-- begin Data in this exercise --

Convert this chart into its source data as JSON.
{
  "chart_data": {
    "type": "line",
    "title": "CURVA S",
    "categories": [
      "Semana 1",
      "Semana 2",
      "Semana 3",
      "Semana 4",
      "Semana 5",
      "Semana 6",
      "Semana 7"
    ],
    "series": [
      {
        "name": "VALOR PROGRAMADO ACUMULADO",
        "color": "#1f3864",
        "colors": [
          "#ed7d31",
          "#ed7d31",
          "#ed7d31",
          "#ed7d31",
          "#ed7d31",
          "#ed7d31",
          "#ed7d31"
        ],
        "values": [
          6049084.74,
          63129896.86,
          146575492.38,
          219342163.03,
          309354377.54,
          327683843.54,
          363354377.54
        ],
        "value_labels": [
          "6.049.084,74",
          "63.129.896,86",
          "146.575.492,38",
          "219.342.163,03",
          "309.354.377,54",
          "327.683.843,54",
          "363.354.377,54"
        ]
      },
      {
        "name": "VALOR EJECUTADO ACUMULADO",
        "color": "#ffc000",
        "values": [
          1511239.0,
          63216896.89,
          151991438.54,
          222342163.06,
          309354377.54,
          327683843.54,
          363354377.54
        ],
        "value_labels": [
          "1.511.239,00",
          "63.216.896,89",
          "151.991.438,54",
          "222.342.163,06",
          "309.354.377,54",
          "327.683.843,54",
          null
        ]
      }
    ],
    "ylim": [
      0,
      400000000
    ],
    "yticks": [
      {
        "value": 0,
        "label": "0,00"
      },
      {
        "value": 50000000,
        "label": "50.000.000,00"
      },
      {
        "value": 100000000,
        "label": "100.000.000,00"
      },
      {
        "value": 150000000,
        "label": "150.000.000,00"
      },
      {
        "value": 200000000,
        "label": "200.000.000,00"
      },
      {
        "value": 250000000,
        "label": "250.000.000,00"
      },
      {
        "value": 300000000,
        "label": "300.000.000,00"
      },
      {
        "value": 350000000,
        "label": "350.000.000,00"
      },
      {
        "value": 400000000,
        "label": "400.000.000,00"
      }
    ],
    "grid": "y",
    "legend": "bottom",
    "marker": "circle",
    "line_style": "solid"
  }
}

-- end Data in this exercise --

Extract all lines of the records above that include "name".

[Answer]
        "name": "VALOR PROGRAMADO ACUMULADO",
        "name": "VALOR EJECUTADO ACUMULADO",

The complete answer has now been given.